UPDATE 3-Economy, TARP hits US commercial property debt, stocks

(Adds CEO comment, commercial property index, updates prices)

NEW YORK, Nov 19 (Reuters) - The prices of bonds and stocks with exposure to commercial real estate plunged on Wednesday on fears the weakening U.S. economy could lead to a wave of defaults on loans for office buildings, retail stores, and hotels.

The value of commercial mortgage-backed securities (CMBS) has tumbled this year amid fears that poor underwriting standards and slower economic growth will boost defaults from historically low rates.

Yield spreads on the CMBX-5 index of “AAA” CMBS surged more than 100 basis points for a second day to 714 basis points over the benchmark of interest rate swaps, dealers said. Spreads, which measure perceptions of risk, on the derivative index are up from 200 basis points in October.

Top-quality CMBS spreads are near 1,100 basis points, for junk bond-like yields of 15 percent or higher. Those spreads were around only 30 basis points before the global credit crisis began last year.

“There is a growing concern that (commercial real estate) is going to be another tripping point in the economy,” said William Larkin, portfolio manager with Cabot Money Management in Salem, Massachusetts. “No one wants to touch anything to do with real estate.”

Selling of CMBS accelerated last week after U.S. Treasury Secretary Henry Paulson said a $700 billion rescue plan would be geared toward providing banks with fresh capital, rather than used as a fund to take illiquid mortgage assets -- such as CMBS -- off bank balance sheets. Paulson reiterated that stance this week.

Commercial mortgage holdings contributed to the downfall of Lehman Brothers Holdings Inc. in September.

Big real estate companies were hardest hit in Wednesday’s U.S. stock market trading.

Shares of Simon Property Group SPG.N, the No. 1 U.S. mall operator, slid 13 percent to $41.07, and Boston Properties Inc BXP.N, which owns skyscrapers and other office buildings in key U.S. markets, dropped 12.1 pct to $43.60. The benchmark MSCI U.S. REIT index .RMZ declined 13.4 percent, compared with a 6.1 percent drop in the S&P 500 .SPX.

"The mall operators are really, really in trouble," said Kevin Quinn, a managing director of equity trading at Stanford Group Company, mentioning Vornado Realty Trust VNO.N as a key player. "There aren't even signs on the empty stores in the malls. They've been empty for a while, barren, tumbleweeds blowing through."

Traders in the $700 billion CMBS market ramped up bearish bets this week after a Credit Suisse analyst said that two big loans in commercial mortgage bonds -- including a 2007 mortgage for two Westin hotels -- appear near default.

CMBS spreads also widened as investors sold debt financed with borrowed money to improve balance sheets for year-end. As yield spreads overshoot expectations, some investors may be now selling real estate investment trusts as a hedge.

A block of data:

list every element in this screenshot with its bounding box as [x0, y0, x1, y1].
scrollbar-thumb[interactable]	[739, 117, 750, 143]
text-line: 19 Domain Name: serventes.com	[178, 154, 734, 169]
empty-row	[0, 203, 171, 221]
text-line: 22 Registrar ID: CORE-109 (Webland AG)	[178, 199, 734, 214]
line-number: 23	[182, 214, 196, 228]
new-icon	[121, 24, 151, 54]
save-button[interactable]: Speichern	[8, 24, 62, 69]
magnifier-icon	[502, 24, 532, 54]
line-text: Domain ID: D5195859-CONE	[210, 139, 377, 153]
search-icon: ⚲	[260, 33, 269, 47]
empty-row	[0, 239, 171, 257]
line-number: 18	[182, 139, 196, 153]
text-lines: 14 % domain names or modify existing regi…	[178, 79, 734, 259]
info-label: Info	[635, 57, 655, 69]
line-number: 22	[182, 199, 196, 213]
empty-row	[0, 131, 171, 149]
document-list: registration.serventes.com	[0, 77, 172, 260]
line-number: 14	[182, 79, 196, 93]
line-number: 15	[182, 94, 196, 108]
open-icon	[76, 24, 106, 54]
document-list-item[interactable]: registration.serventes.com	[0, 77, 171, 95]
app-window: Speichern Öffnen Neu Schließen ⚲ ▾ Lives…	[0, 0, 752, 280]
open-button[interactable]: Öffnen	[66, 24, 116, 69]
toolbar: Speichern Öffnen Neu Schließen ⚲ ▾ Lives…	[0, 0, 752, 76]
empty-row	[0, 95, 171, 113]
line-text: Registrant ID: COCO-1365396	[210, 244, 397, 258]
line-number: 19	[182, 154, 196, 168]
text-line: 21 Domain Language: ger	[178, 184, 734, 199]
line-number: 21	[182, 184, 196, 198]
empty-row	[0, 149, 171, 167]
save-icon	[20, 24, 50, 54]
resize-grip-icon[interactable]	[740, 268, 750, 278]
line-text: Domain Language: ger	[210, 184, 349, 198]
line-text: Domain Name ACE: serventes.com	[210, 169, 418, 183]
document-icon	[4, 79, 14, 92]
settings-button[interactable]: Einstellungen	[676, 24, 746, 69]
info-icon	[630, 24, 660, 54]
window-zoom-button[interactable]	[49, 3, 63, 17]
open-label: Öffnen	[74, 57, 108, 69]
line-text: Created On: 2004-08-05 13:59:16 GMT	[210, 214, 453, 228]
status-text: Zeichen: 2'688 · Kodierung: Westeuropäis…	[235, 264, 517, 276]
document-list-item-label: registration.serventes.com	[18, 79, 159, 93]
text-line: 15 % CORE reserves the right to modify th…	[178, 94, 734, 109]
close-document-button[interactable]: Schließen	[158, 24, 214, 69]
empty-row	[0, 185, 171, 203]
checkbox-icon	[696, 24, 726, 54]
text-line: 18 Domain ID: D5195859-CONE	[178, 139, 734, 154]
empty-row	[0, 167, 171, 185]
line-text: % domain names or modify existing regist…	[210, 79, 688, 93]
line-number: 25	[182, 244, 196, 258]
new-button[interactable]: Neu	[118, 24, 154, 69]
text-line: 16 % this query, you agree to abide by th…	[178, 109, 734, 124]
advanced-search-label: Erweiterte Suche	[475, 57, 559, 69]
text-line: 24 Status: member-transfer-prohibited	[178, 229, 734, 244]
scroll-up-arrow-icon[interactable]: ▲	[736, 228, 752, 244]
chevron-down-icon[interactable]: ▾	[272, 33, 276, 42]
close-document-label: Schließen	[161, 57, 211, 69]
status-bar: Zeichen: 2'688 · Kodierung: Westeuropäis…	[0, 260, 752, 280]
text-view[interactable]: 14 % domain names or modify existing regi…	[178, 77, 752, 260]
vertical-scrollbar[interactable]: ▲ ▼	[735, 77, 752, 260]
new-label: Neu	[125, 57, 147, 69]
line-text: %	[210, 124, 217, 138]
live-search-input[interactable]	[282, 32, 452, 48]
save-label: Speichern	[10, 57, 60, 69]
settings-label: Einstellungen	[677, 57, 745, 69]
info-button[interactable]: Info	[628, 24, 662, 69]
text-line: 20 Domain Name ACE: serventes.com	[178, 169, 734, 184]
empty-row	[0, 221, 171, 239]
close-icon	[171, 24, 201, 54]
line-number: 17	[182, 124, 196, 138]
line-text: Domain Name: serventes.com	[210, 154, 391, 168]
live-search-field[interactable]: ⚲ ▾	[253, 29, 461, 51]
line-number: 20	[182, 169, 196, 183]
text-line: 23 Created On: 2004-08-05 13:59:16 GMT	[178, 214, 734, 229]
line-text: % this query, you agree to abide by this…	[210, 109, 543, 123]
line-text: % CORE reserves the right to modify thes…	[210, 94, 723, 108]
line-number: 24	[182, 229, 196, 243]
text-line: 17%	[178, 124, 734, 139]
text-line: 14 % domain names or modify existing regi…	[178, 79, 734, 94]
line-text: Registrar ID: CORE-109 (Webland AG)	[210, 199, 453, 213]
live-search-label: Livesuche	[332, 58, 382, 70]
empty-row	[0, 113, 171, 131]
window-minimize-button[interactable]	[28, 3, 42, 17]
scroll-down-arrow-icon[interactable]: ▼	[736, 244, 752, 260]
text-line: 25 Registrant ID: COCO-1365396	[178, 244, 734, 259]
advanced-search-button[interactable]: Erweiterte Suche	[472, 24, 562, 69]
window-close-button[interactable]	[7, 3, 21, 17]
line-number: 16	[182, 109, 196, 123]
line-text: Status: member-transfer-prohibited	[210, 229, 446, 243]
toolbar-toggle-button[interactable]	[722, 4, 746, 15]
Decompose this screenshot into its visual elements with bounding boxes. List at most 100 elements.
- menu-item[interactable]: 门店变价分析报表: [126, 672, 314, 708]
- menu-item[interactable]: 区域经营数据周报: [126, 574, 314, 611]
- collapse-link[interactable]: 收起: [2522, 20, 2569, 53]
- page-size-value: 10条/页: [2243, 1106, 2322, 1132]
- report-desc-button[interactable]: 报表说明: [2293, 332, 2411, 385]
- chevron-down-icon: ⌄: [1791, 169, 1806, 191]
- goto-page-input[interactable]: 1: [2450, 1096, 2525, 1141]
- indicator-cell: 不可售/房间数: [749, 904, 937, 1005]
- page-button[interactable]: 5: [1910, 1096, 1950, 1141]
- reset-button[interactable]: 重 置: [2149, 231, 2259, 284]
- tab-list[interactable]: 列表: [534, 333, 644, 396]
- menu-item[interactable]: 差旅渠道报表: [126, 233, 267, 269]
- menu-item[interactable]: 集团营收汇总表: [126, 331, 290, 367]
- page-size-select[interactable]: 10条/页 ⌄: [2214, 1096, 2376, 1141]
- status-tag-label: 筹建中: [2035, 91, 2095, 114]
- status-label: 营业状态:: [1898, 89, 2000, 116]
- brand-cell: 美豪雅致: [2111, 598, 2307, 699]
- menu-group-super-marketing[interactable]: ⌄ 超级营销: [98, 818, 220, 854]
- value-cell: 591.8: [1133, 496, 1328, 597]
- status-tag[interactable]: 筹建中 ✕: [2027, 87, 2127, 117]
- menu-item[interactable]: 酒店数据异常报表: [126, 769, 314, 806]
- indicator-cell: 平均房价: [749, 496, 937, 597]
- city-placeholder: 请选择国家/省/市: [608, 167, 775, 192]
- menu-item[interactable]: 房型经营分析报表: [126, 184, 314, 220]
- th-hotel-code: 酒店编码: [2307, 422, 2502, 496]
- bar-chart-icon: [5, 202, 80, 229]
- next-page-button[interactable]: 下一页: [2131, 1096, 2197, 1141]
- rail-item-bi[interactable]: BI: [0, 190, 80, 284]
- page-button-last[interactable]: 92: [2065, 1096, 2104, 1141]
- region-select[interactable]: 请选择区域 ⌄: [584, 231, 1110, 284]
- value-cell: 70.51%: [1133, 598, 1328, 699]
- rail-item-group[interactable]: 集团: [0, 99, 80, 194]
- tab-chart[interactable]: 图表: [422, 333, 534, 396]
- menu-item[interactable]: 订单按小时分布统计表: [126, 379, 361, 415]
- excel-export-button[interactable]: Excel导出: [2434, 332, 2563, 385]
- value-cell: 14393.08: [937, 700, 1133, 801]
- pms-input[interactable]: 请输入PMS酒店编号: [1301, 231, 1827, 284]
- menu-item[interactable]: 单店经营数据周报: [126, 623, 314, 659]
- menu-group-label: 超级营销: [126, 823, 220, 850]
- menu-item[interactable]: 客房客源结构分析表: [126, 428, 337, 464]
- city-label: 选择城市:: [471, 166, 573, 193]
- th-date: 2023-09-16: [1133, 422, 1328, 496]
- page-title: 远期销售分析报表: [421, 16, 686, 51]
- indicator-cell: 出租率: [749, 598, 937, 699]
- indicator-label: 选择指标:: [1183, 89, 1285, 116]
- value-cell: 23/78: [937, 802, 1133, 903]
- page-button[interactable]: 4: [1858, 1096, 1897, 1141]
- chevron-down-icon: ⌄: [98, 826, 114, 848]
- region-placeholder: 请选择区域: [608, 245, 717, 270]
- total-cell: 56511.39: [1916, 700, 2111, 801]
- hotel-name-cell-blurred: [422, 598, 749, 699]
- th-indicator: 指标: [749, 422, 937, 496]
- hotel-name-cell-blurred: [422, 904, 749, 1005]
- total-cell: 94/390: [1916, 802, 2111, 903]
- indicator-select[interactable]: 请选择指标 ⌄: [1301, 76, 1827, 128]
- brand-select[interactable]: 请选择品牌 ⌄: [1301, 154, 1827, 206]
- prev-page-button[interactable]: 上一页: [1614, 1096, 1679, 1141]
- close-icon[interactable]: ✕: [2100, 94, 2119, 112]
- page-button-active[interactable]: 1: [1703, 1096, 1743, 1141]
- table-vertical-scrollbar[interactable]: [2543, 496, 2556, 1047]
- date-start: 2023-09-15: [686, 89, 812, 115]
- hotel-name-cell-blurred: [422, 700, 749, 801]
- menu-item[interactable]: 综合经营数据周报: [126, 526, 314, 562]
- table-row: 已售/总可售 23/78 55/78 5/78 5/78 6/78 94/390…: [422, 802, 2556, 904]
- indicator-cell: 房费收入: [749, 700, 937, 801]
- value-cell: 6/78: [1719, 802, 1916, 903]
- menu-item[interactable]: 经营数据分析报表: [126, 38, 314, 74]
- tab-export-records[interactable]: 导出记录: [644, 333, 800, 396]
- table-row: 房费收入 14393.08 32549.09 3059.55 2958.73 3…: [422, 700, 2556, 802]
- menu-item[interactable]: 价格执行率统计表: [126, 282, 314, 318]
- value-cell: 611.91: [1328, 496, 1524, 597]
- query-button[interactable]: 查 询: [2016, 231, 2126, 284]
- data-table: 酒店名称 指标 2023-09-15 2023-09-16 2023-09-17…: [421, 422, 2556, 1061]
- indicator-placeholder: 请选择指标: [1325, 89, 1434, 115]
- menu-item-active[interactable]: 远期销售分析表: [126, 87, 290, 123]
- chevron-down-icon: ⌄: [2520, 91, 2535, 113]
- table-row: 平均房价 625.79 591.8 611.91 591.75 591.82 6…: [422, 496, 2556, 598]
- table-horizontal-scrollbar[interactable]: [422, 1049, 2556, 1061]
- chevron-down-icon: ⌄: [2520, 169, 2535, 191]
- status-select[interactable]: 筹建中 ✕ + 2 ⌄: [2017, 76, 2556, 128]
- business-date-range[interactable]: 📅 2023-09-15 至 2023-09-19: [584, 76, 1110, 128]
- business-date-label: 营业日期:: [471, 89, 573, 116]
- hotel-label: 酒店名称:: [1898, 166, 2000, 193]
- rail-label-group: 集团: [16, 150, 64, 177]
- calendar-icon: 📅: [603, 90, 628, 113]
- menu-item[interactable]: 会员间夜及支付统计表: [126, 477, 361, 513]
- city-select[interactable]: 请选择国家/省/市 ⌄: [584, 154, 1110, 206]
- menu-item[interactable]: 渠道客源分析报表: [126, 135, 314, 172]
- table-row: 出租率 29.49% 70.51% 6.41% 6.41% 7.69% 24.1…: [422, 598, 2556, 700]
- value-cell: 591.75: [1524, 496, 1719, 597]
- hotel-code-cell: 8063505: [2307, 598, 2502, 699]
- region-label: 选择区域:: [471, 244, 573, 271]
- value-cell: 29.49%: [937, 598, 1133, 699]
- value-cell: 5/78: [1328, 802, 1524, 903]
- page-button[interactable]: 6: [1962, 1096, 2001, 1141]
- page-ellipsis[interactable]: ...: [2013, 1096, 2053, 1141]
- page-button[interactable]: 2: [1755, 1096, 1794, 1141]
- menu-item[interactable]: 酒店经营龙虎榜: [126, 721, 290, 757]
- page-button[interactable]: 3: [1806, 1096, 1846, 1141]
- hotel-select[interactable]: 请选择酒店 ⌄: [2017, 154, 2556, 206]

■ What needs to be done
From the article on commercial real estate debt, extract the passage starting at "NEW YORK, Nov" and ending at "historically low rates.", copied word for word.

■ Written solution
NEW YORK, Nov 19 (Reuters) - The prices of bonds and stocks with exposure to commercial real estate plunged on Wednesday on fears the weakening U.S. economy could lead to a wave of defaults on loans for office buildings, retail stores, and hotels.

The value of commercial mortgage-backed securities (CMBS) has tumbled this year amid fears that poor underwriting standards and slower economic growth will boost defaults from historically low rates.